[Collected data entries]
-- Begin --
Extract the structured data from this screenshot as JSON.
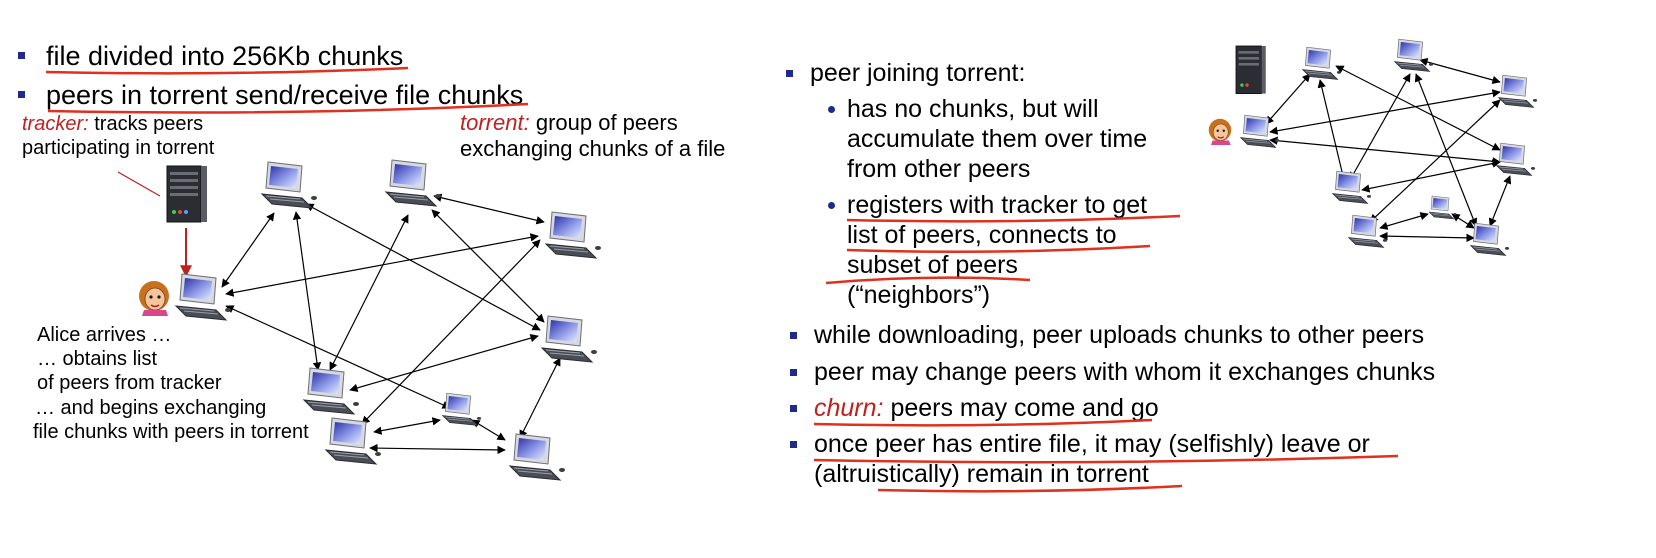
{
  "left": {
    "bullets": [
      "file divided into 256Kb chunks",
      "peers in torrent send/receive file chunks"
    ],
    "tracker_term": "tracker:",
    "tracker_desc_1": "tracks peers",
    "tracker_desc_2": "participating in torrent",
    "torrent_term": "torrent:",
    "torrent_desc_1": "group of peers",
    "torrent_desc_2": "exchanging  chunks of a file",
    "alice_lines": [
      "Alice arrives  …",
      "… obtains list",
      "of peers from tracker",
      "… and begins exchanging",
      "file chunks with peers in torrent"
    ]
  },
  "right": {
    "peer_joining": "peer joining torrent:",
    "sub1_lines": [
      "has no chunks, but will",
      "accumulate them over time",
      "from other peers"
    ],
    "sub2_lines": [
      "registers with tracker to get",
      "list of peers, connects to",
      "subset of peers",
      "(“neighbors”)"
    ],
    "b2": "while downloading, peer uploads chunks to other peers",
    "b3": "peer may change peers with whom it exchanges chunks",
    "churn_term": "churn:",
    "churn_desc": "peers may come and go",
    "b5_line1": "once peer has entire file, it may (selfishly) leave or",
    "b5_line2": "(altruistically) remain in torrent"
  },
  "colors": {
    "bullet": "#1f2a8c",
    "accent_red": "#c0201f",
    "underline_red": "#e0301e"
  },
  "icons": {
    "peer": "desktop-computer-icon",
    "tracker": "server-icon",
    "alice": "person-icon"
  }
}
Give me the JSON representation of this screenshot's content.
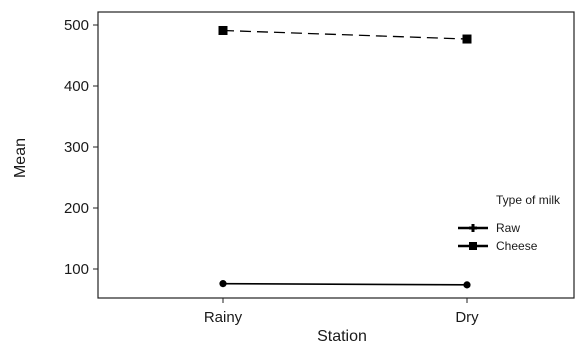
{
  "chart_data": {
    "type": "line",
    "title": "",
    "xlabel": "Station",
    "ylabel": "Mean",
    "categories": [
      "Rainy",
      "Dry"
    ],
    "ylim": [
      50,
      520
    ],
    "yticks": [
      100,
      200,
      300,
      400,
      500
    ],
    "grid": false,
    "legend": {
      "title": "Type of milk",
      "position": "right"
    },
    "series": [
      {
        "name": "Raw",
        "values": [
          76,
          74
        ],
        "line_style": "solid",
        "marker": "circle",
        "color": "#000000"
      },
      {
        "name": "Cheese",
        "values": [
          491,
          477
        ],
        "line_style": "dashed",
        "marker": "square",
        "color": "#000000"
      }
    ]
  }
}
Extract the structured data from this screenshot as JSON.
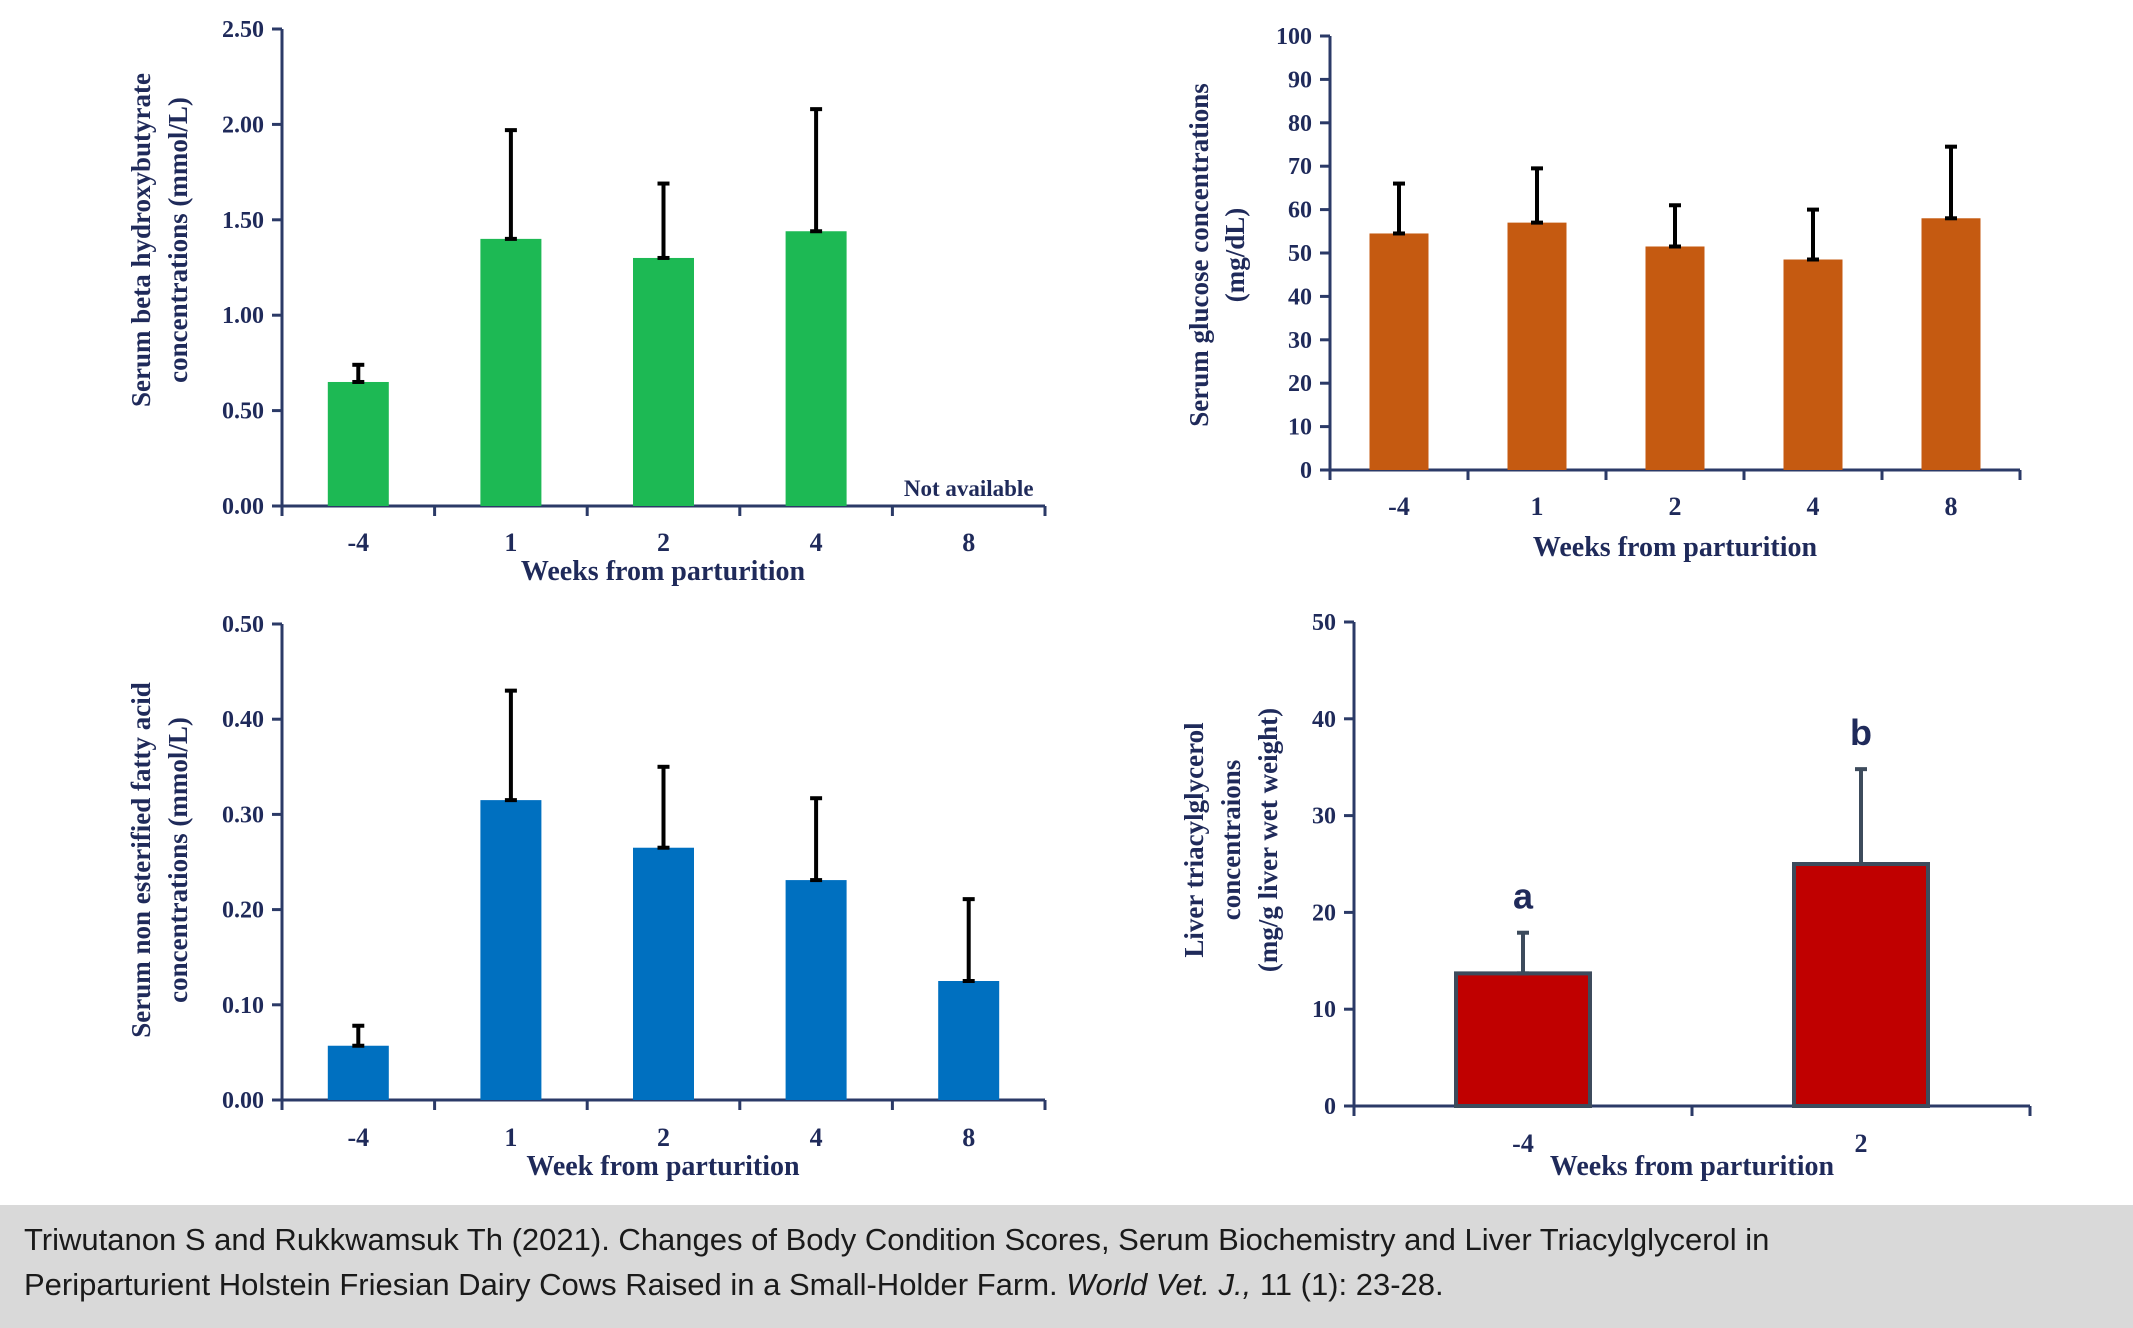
{
  "chart_data": [
    {
      "type": "bar",
      "id": "bhb",
      "categories": [
        "-4",
        "1",
        "2",
        "4",
        "8"
      ],
      "values": [
        0.65,
        1.4,
        1.3,
        1.44,
        null
      ],
      "errors": [
        0.09,
        0.57,
        0.39,
        0.64,
        null
      ],
      "ylim": [
        0,
        2.5
      ],
      "yticks": [
        "0.00",
        "0.50",
        "1.00",
        "1.50",
        "2.00",
        "2.50"
      ],
      "ylabel_lines": [
        "Serum beta hydroxybutyrate",
        "concentrations (mmol/L)"
      ],
      "xlabel": "Weeks from parturition",
      "annotation": "Not available",
      "color": "#1db954"
    },
    {
      "type": "bar",
      "id": "glucose",
      "categories": [
        "-4",
        "1",
        "2",
        "4",
        "8"
      ],
      "values": [
        54.5,
        57,
        51.5,
        48.5,
        58
      ],
      "errors": [
        11.5,
        12.5,
        9.5,
        11.5,
        16.5
      ],
      "ylim": [
        0,
        100
      ],
      "yticks": [
        "0",
        "10",
        "20",
        "30",
        "40",
        "50",
        "60",
        "70",
        "80",
        "90",
        "100"
      ],
      "ylabel_lines": [
        "Serum glucose concentrations",
        "(mg/dL)"
      ],
      "xlabel": "Weeks from parturition",
      "color": "#c55a11"
    },
    {
      "type": "bar",
      "id": "nefa",
      "categories": [
        "-4",
        "1",
        "2",
        "4",
        "8"
      ],
      "values": [
        0.057,
        0.315,
        0.265,
        0.231,
        0.125
      ],
      "errors": [
        0.021,
        0.115,
        0.085,
        0.086,
        0.086
      ],
      "ylim": [
        0,
        0.5
      ],
      "yticks": [
        "0.00",
        "0.10",
        "0.20",
        "0.30",
        "0.40",
        "0.50"
      ],
      "ylabel_lines": [
        "Serum non esterified fatty acid",
        "concentrations (mmol/L)"
      ],
      "xlabel": "Week from parturition",
      "color": "#0070c0"
    },
    {
      "type": "bar",
      "id": "liver",
      "categories": [
        "-4",
        "2"
      ],
      "values": [
        13.7,
        25
      ],
      "errors": [
        4.2,
        9.8
      ],
      "letters": [
        "a",
        "b"
      ],
      "ylim": [
        0,
        50
      ],
      "yticks": [
        "0",
        "10",
        "20",
        "30",
        "40",
        "50"
      ],
      "ylabel_lines": [
        "Liver triacylglycerol",
        "concentraions",
        "(mg/g liver wet weight)"
      ],
      "xlabel": "Weeks from parturition",
      "color": "#c00000"
    }
  ],
  "citation": {
    "line1": "Triwutanon S and Rukkwamsuk Th (2021). Changes of Body Condition Scores, Serum Biochemistry and Liver Triacylglycerol in",
    "line2_pre": "Periparturient Holstein Friesian Dairy Cows Raised in a Small-Holder Farm.",
    "journal": "World Vet. J.,",
    "line2_post": "11 (1): 23-28."
  }
}
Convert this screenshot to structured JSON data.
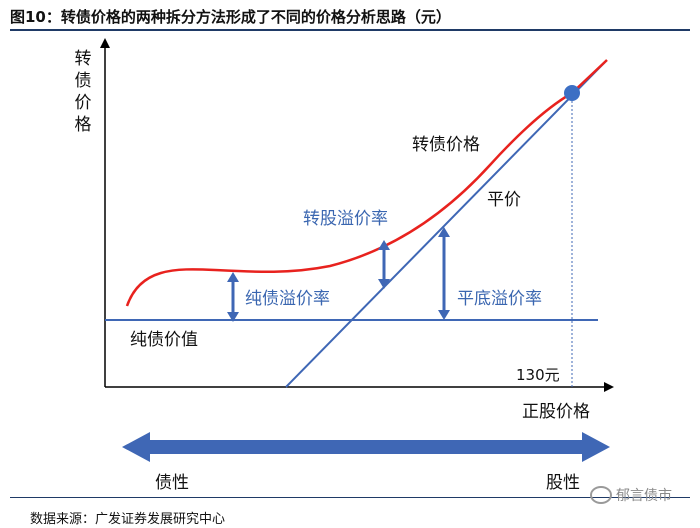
-- End --
Find each line holding the string "JSON" and copy it out.

Extract the structured data from this screenshot as JSON.
Give me the JSON representation of this screenshot's content.
Extract the structured data from this screenshot as JSON.
Convert this screenshot to structured JSON data.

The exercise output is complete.